Exercise objective:
Find the word "zasiłki" in the material below and gather every line that contains it.
__________
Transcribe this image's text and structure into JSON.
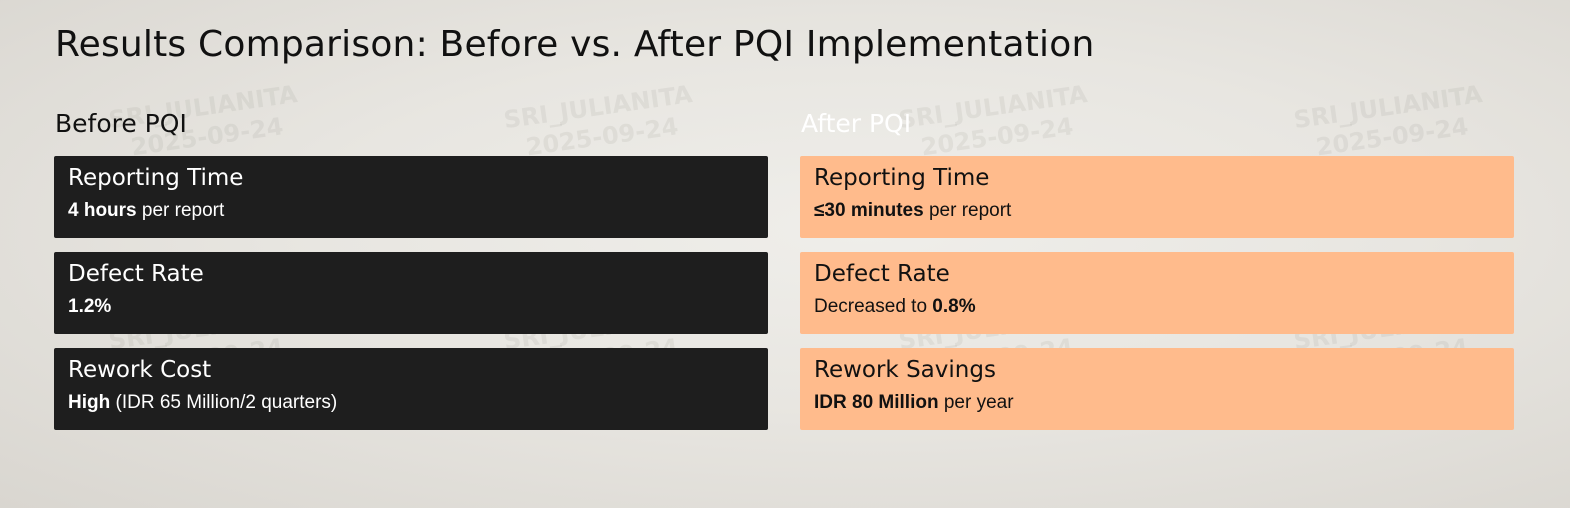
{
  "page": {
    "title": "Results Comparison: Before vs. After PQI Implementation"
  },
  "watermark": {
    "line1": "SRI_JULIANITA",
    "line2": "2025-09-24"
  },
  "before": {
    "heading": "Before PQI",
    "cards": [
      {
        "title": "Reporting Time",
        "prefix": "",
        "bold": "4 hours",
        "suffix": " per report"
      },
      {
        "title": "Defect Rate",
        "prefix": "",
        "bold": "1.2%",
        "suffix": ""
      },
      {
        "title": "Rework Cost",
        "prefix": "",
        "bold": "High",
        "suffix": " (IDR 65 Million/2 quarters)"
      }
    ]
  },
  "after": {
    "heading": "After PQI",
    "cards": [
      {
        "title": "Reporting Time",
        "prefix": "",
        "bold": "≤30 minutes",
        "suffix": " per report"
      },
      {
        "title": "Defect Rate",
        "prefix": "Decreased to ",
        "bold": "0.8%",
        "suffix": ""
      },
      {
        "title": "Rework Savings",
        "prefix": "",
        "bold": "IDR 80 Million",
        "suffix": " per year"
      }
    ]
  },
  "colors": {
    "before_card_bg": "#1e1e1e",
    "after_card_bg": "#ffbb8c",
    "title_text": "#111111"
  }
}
__________
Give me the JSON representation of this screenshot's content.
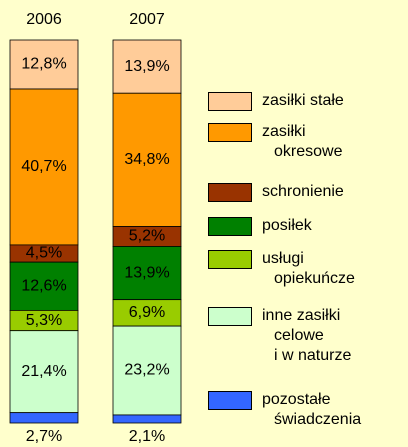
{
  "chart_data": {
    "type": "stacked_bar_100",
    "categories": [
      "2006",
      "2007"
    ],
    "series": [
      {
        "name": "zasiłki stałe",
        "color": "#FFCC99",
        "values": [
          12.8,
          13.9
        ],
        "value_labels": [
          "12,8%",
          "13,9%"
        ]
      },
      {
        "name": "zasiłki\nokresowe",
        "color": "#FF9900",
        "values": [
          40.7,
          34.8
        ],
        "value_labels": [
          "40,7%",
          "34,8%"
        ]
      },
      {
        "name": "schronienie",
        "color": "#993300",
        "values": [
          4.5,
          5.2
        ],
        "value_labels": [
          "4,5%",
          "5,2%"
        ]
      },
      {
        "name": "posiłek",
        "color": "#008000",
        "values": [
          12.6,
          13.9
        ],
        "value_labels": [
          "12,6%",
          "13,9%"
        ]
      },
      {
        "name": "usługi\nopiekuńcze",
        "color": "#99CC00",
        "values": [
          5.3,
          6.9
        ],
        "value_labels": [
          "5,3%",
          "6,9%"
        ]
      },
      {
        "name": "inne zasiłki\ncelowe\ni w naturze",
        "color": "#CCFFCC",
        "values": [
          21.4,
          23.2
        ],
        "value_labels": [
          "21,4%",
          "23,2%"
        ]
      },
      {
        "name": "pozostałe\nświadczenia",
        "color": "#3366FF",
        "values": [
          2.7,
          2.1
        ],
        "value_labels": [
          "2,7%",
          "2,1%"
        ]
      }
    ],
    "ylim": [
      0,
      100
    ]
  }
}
__________
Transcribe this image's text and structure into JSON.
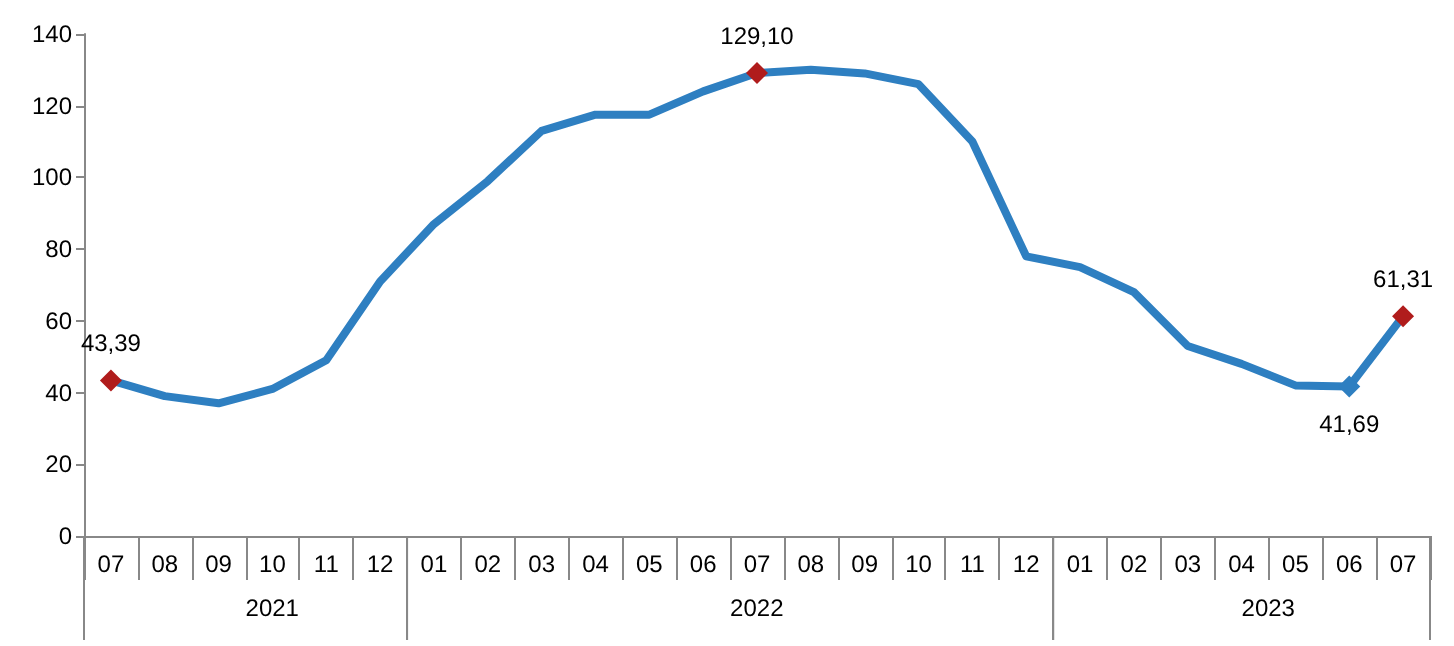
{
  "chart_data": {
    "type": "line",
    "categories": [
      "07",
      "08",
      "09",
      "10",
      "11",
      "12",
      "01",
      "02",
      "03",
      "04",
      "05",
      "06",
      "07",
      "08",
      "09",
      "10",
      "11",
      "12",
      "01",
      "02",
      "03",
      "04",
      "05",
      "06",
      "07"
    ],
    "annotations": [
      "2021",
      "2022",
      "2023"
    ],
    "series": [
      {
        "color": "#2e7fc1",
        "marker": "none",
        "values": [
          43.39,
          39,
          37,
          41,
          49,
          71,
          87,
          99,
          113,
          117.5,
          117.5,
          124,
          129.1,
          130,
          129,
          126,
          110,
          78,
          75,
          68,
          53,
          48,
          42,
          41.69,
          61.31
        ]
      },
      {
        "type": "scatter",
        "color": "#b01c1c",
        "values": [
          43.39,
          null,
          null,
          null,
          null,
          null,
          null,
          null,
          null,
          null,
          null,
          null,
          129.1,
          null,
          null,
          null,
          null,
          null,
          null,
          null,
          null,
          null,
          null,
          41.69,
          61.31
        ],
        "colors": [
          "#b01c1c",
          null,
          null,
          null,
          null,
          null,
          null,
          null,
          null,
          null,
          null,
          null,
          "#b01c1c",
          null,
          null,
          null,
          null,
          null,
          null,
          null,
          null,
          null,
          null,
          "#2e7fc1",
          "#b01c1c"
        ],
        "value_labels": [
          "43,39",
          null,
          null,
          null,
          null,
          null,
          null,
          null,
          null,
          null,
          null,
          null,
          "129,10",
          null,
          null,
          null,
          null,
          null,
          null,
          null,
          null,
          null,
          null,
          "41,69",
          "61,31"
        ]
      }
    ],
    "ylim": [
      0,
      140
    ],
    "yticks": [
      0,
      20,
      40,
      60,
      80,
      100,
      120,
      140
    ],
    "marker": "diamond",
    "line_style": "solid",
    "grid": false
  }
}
__________
Result:
        "name": "zasiłki stałe",
        "name": "zasiłki\nokresowe",
        "name": "inne zasiłki\ncelowe\ni w naturze",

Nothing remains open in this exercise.